→ AIM: Reproduce all the lines exactly as they stand, apart from the pictures.
Start
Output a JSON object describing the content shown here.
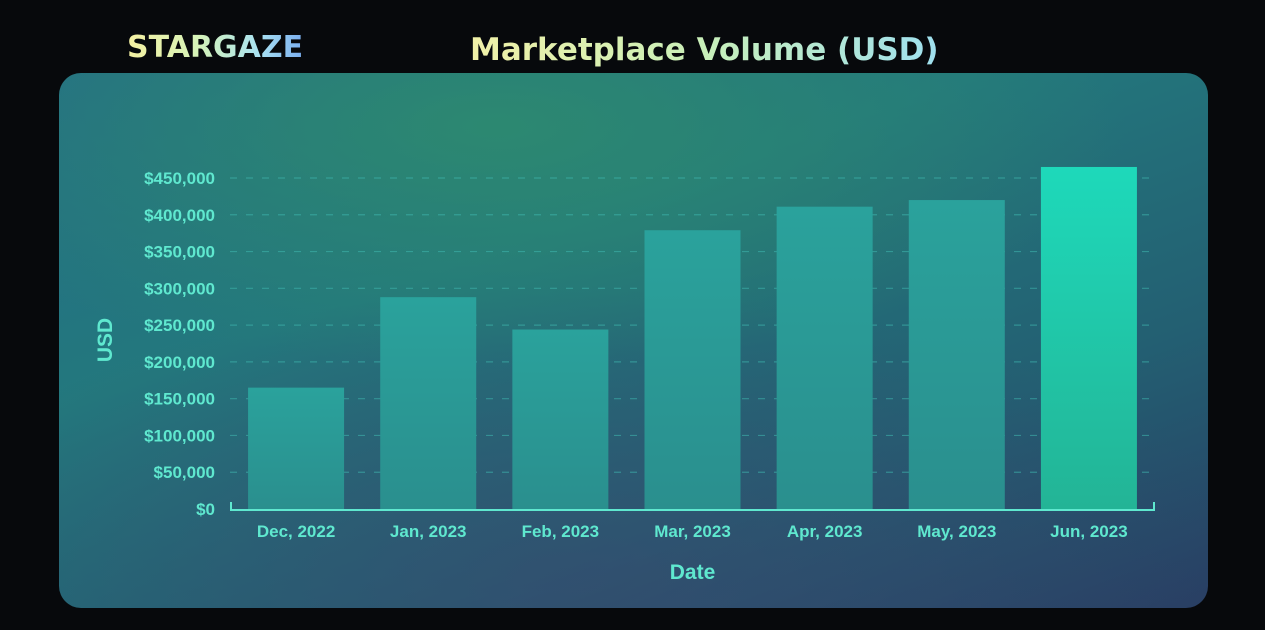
{
  "header": {
    "logo_text": "STARGAZE",
    "chart_title": "Marketplace Volume (USD)"
  },
  "colors": {
    "bar_fill_top": "#2a9c98",
    "bar_fill_bottom": "#2a8f90",
    "highlight_bar_top": "#1ed7b8",
    "highlight_bar_bottom": "#22b79a",
    "tick_text": "#5fe8cf",
    "gridline": "#3fb8b0"
  },
  "chart_data": {
    "type": "bar",
    "title": "Marketplace Volume (USD)",
    "xlabel": "Date",
    "ylabel": "USD",
    "categories": [
      "Dec, 2022",
      "Jan, 2023",
      "Feb, 2023",
      "Mar, 2023",
      "Apr, 2023",
      "May, 2023",
      "Jun, 2023"
    ],
    "values": [
      165000,
      288000,
      244000,
      379000,
      411000,
      420000,
      465000
    ],
    "ylim": [
      0,
      450000
    ],
    "yticks": [
      0,
      50000,
      100000,
      150000,
      200000,
      250000,
      300000,
      350000,
      400000,
      450000
    ],
    "ytick_labels": [
      "$0",
      "$50,000",
      "$100,000",
      "$150,000",
      "$200,000",
      "$250,000",
      "$300,000",
      "$350,000",
      "$400,000",
      "$450,000"
    ],
    "grid": "horizontal-dashed",
    "highlight_index": 6
  }
}
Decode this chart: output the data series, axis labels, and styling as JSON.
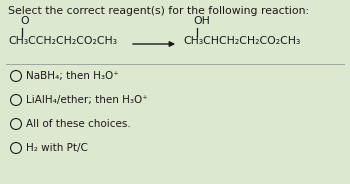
{
  "title": "Select the correct reagent(s) for the following reaction:",
  "title_fontsize": 7.8,
  "bg_color": "#dde8d0",
  "text_color": "#1a1a1a",
  "reactant_o": "O",
  "reactant_formula": "CH₃CCH₂CH₂CO₂CH₃",
  "product_oh": "OH",
  "product_formula": "CH₃CHCH₂CH₂CO₂CH₃",
  "choices": [
    "NaBH₄; then H₃O⁺",
    "LiAlH₄/ether; then H₃O⁺",
    "All of these choices.",
    "H₂ with Pt/C"
  ],
  "choice_fontsize": 7.5,
  "formula_fontsize": 7.8
}
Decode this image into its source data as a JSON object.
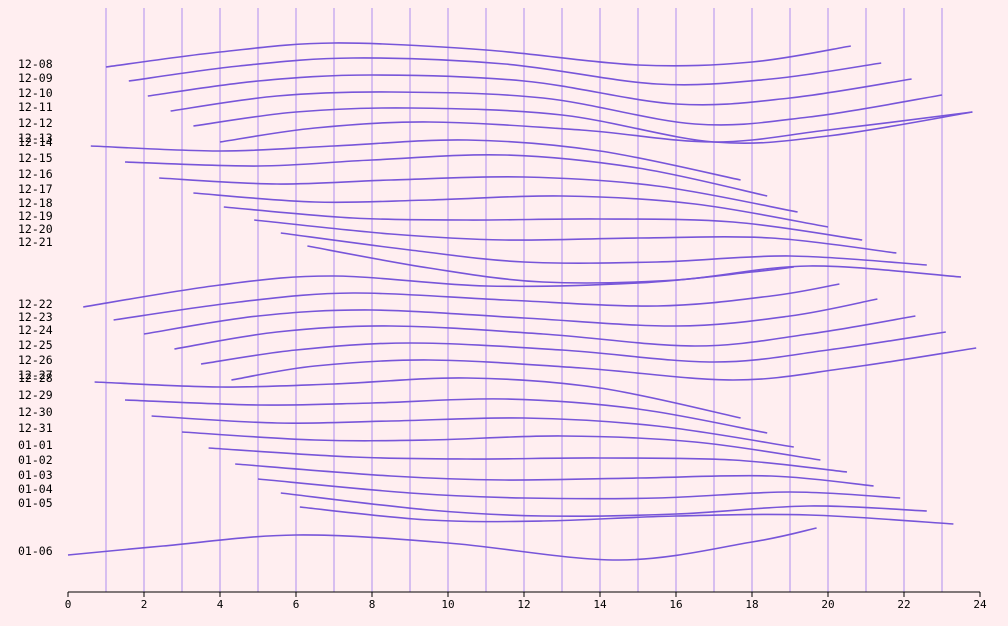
End
→ WRITTEN ANSWER:
Output a JSON object describing the content shown here.
{
  "header": {
    "logo_text": "STARGAZE",
    "chart_title": "Marketplace Volume (USD)"
  },
  "colors": {
    "bar_fill_top": "#2a9c98",
    "bar_fill_bottom": "#2a8f90",
    "highlight_bar_top": "#1ed7b8",
    "highlight_bar_bottom": "#22b79a",
    "tick_text": "#5fe8cf",
    "gridline": "#3fb8b0"
  },
  "chart_data": {
    "type": "bar",
    "title": "Marketplace Volume (USD)",
    "xlabel": "Date",
    "ylabel": "USD",
    "categories": [
      "Dec, 2022",
      "Jan, 2023",
      "Feb, 2023",
      "Mar, 2023",
      "Apr, 2023",
      "May, 2023",
      "Jun, 2023"
    ],
    "values": [
      165000,
      288000,
      244000,
      379000,
      411000,
      420000,
      465000
    ],
    "ylim": [
      0,
      450000
    ],
    "yticks": [
      0,
      50000,
      100000,
      150000,
      200000,
      250000,
      300000,
      350000,
      400000,
      450000
    ],
    "ytick_labels": [
      "$0",
      "$50,000",
      "$100,000",
      "$150,000",
      "$200,000",
      "$250,000",
      "$300,000",
      "$350,000",
      "$400,000",
      "$450,000"
    ],
    "grid": "horizontal-dashed",
    "highlight_index": 6
  }
}
Decode this chart: output the data series, axis labels, and styling as JSON.
{
  "title": "Select the correct reagent(s) for the following reaction:",
  "title_fontsize": 7.8,
  "bg_color": "#dde8d0",
  "text_color": "#1a1a1a",
  "reactant_o": "O",
  "reactant_formula": "CH₃CCH₂CH₂CO₂CH₃",
  "product_oh": "OH",
  "product_formula": "CH₃CHCH₂CH₂CO₂CH₃",
  "choices": [
    "NaBH₄; then H₃O⁺",
    "LiAlH₄/ether; then H₃O⁺",
    "All of these choices.",
    "H₂ with Pt/C"
  ],
  "choice_fontsize": 7.5,
  "formula_fontsize": 7.8
}
Decode this image into its source data as a JSON object.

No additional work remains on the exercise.